= WHAT YOU WILL DO =
Gather all lines from the material that contain the word "frame".

# # #

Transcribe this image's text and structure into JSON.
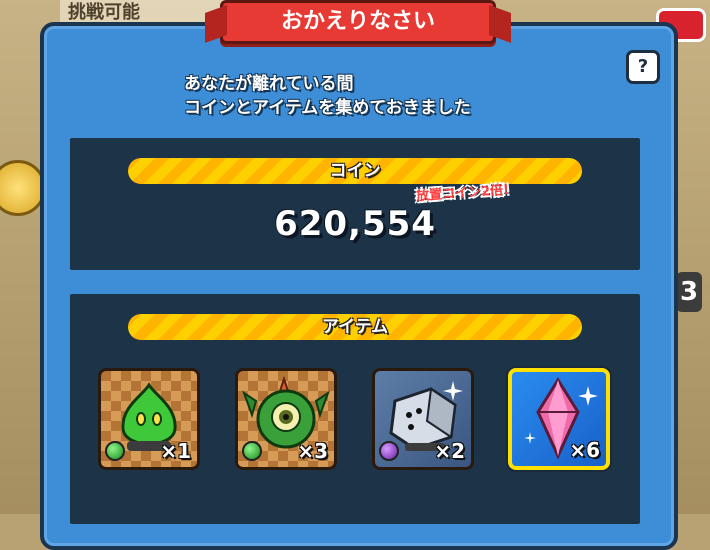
{
  "background": {
    "banner_text": "挑戦可能",
    "side_number": "3"
  },
  "dialog": {
    "title": "おかえりなさい",
    "help_label": "?",
    "message_line1": "あなたが離れている間",
    "message_line2": "コインとアイテムを集めておきました"
  },
  "coin_section": {
    "header": "コイン",
    "bonus_label": "放置コイン2倍!",
    "amount": "620,554"
  },
  "item_section": {
    "header": "アイテム",
    "items": [
      {
        "icon": "green-slime-icon",
        "quantity": "×1",
        "frame": "checker",
        "orb": "green"
      },
      {
        "icon": "green-cyclops-icon",
        "quantity": "×3",
        "frame": "checker",
        "orb": "green"
      },
      {
        "icon": "silver-golem-icon",
        "quantity": "×2",
        "frame": "silver",
        "orb": "purple"
      },
      {
        "icon": "pink-gem-icon",
        "quantity": "×6",
        "frame": "gem",
        "orb": ""
      }
    ]
  },
  "colors": {
    "panel": "#3d8ed6",
    "section": "#1d3348",
    "title_plate": "#e83a35",
    "stripe": "#ffd000",
    "bonus_text": "#ff3e3e"
  }
}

# # #

= COMPLETE OUTPUT =
        "frame": "checker",
        "frame": "checker",
        "frame": "silver",
        "frame": "gem",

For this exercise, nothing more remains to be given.